Problem details:
Scan the lines below; pull out those with "DAMIP".

(Records that describe figures)
::::

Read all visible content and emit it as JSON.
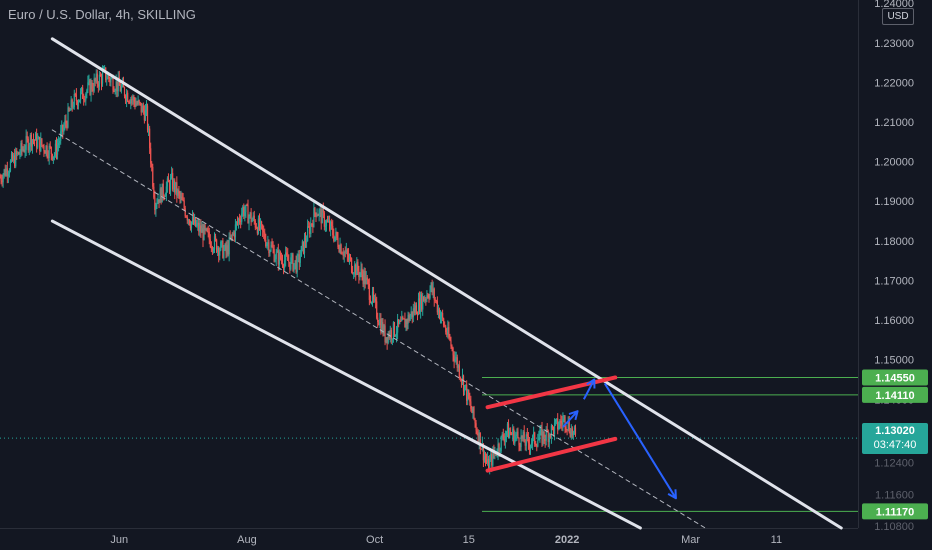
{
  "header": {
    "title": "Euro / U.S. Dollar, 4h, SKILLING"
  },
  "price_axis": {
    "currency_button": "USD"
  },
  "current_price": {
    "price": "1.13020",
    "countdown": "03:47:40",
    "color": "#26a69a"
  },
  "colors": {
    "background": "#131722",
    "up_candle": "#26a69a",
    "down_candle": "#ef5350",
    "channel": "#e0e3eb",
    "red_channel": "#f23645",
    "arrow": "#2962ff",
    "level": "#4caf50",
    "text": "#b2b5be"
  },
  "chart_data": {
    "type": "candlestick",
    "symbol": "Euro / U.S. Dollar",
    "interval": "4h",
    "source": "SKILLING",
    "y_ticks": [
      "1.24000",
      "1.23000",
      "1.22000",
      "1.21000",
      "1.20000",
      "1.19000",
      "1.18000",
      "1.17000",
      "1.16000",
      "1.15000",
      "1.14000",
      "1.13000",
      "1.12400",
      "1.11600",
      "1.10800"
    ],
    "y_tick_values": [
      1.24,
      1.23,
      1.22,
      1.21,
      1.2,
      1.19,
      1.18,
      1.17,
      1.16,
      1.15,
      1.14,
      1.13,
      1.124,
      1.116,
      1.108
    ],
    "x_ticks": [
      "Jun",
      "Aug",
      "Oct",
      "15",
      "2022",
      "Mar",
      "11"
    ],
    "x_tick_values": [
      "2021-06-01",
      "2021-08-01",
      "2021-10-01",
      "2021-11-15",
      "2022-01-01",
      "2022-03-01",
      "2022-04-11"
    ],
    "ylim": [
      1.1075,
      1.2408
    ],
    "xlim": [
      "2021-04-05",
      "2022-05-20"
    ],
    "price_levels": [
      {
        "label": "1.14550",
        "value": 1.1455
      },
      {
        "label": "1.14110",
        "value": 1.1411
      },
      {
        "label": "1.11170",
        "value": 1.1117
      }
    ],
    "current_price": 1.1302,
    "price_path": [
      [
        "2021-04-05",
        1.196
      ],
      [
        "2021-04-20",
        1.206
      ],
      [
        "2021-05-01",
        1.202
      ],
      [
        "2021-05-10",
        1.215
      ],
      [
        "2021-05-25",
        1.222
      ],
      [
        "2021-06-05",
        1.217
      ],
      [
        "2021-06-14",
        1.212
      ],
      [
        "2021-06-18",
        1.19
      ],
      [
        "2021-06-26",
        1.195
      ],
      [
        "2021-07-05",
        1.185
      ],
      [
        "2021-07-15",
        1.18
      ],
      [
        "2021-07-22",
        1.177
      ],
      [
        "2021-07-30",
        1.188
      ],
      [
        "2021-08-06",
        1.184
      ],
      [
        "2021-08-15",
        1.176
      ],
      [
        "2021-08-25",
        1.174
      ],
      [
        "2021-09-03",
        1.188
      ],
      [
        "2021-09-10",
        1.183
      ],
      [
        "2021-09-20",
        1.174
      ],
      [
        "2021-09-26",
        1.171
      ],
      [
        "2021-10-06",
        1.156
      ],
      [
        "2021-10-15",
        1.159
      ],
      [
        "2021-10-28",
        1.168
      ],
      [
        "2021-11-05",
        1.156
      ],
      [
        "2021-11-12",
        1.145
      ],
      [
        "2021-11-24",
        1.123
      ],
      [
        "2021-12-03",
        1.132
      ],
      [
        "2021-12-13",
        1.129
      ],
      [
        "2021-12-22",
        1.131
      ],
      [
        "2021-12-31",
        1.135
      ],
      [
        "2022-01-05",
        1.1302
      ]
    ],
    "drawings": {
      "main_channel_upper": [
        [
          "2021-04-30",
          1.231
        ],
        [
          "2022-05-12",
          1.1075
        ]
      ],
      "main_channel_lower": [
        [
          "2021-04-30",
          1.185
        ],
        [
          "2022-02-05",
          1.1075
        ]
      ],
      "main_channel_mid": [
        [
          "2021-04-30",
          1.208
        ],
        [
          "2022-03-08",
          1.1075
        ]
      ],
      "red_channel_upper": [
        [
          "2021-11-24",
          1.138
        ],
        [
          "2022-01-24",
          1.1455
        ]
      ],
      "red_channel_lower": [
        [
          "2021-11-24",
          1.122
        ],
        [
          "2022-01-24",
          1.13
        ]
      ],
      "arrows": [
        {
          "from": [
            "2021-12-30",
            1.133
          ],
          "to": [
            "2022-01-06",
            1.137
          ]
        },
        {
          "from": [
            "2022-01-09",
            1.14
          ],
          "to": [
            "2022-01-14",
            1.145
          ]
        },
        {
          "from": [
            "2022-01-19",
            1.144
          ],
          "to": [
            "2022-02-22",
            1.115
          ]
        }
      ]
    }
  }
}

::::

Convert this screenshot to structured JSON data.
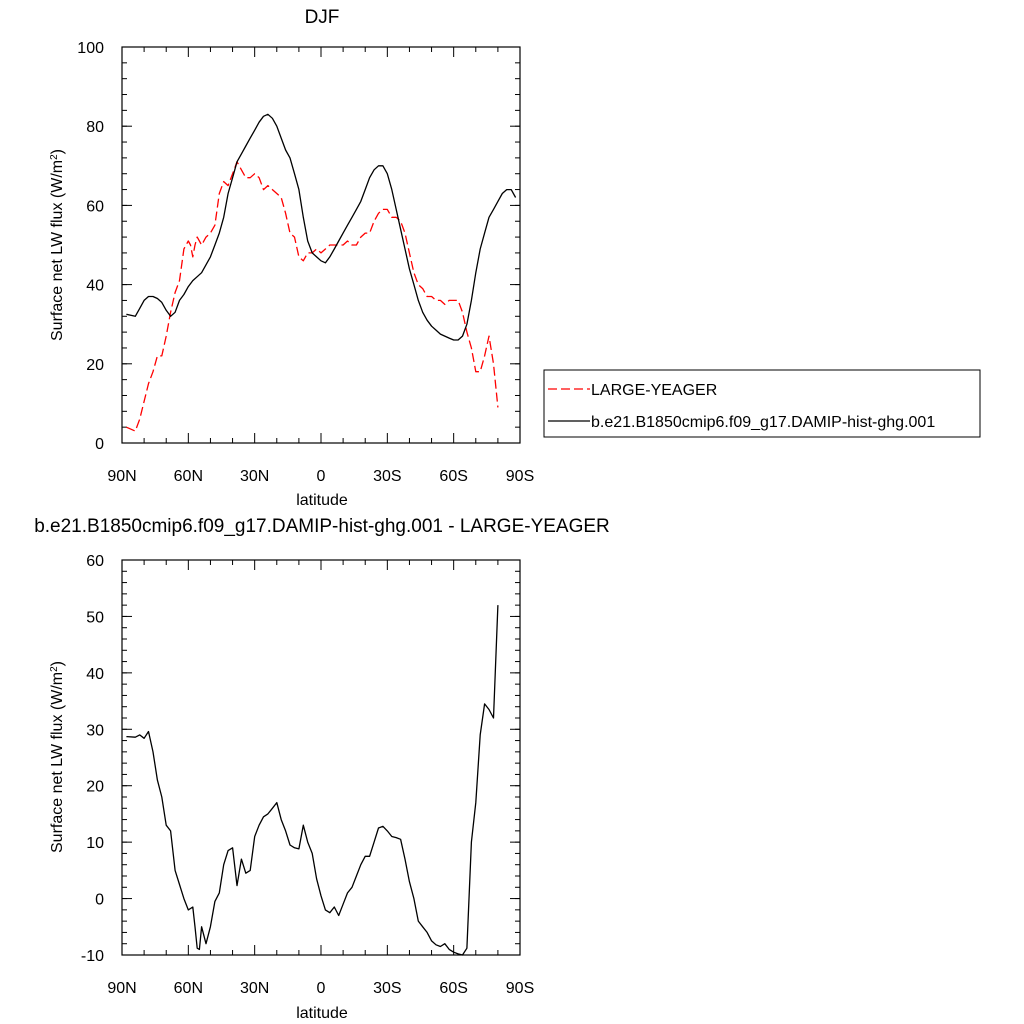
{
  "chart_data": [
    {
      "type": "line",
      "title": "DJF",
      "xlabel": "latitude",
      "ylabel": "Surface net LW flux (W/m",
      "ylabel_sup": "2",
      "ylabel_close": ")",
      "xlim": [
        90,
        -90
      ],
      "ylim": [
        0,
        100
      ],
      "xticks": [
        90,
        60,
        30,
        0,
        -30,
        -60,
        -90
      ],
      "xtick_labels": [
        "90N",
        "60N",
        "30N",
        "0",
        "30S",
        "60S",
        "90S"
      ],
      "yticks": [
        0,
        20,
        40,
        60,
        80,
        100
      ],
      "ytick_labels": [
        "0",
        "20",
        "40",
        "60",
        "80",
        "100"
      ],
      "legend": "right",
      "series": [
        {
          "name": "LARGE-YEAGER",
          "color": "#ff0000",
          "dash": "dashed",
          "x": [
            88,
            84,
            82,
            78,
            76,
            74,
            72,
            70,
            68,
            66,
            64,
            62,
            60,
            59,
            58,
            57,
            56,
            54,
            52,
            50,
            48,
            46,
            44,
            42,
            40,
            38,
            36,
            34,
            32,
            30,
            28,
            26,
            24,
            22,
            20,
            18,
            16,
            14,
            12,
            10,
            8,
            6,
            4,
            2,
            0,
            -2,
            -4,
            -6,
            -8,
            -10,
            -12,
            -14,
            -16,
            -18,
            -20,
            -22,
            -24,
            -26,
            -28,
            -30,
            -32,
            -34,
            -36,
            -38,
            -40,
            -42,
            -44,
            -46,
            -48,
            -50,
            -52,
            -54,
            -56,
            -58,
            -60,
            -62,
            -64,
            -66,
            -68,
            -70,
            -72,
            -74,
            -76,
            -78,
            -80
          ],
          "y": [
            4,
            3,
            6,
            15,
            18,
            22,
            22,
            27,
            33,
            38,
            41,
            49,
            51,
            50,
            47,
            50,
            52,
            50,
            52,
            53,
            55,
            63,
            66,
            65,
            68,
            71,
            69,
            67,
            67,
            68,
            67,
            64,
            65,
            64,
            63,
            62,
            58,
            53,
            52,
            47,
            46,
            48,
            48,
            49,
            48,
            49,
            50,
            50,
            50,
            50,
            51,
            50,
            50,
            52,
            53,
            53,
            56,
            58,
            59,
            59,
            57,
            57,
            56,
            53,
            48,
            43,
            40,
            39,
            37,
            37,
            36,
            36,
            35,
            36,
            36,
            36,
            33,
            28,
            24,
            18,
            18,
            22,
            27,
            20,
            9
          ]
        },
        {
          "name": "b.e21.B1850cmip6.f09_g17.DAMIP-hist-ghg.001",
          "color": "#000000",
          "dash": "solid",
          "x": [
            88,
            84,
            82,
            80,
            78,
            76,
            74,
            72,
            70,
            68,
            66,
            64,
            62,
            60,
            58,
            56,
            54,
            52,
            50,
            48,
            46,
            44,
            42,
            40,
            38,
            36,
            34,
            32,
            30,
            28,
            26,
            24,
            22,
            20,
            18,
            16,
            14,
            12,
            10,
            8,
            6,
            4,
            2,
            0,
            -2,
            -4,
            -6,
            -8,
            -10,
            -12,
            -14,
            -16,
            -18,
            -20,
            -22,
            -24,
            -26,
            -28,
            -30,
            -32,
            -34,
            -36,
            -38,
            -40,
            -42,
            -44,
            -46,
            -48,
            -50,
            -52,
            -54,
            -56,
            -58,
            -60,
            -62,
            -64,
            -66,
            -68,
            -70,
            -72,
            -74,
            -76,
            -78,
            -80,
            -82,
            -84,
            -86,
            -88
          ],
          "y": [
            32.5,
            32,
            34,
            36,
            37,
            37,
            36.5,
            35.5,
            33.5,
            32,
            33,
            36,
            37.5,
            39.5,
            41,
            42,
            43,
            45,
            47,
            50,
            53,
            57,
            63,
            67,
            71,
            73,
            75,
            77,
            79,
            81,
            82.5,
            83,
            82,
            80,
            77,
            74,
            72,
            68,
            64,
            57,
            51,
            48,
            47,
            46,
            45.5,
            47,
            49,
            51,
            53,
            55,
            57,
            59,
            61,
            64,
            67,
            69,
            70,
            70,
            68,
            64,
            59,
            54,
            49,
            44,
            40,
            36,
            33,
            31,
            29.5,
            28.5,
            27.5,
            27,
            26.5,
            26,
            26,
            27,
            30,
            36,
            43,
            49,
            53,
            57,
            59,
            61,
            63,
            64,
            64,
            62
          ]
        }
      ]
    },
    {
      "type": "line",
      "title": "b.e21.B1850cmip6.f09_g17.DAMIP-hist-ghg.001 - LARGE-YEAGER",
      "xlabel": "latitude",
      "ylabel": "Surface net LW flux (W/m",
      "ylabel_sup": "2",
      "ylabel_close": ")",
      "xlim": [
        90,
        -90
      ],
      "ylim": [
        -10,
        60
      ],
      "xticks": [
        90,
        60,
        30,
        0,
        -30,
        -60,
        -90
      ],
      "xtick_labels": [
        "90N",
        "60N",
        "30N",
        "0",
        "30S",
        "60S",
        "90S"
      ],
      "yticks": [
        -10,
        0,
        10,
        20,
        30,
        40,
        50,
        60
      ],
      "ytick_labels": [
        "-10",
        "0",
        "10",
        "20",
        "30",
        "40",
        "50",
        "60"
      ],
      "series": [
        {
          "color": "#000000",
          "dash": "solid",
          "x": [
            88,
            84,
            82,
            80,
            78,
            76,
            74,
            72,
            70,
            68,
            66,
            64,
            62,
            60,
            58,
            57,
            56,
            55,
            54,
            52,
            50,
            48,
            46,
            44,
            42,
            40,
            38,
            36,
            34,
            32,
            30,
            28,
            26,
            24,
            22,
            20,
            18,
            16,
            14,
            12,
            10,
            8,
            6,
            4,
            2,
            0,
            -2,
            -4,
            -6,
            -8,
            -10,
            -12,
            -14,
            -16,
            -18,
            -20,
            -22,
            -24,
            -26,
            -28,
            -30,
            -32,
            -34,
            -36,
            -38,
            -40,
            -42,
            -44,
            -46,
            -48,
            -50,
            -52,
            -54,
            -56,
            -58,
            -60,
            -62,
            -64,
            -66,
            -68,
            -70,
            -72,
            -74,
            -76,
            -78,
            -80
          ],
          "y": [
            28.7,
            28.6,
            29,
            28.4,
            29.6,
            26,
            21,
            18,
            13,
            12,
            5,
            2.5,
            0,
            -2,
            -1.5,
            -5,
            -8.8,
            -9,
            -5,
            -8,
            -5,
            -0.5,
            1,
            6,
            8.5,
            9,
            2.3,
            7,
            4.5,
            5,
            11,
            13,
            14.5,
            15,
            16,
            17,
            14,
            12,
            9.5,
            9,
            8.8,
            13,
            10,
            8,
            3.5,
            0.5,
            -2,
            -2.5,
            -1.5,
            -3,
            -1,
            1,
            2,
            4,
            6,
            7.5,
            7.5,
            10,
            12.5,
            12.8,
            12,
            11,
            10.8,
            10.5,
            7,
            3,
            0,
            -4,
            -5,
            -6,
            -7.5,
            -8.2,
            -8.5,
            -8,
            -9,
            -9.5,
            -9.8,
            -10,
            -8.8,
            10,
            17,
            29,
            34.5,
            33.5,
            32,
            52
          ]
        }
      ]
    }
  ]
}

::::

Full answer:
          "name": "b.e21.B1850cmip6.f09_g17.DAMIP-hist-ghg.001",
      "title": "b.e21.B1850cmip6.f09_g17.DAMIP-hist-ghg.001 - LARGE-YEAGER",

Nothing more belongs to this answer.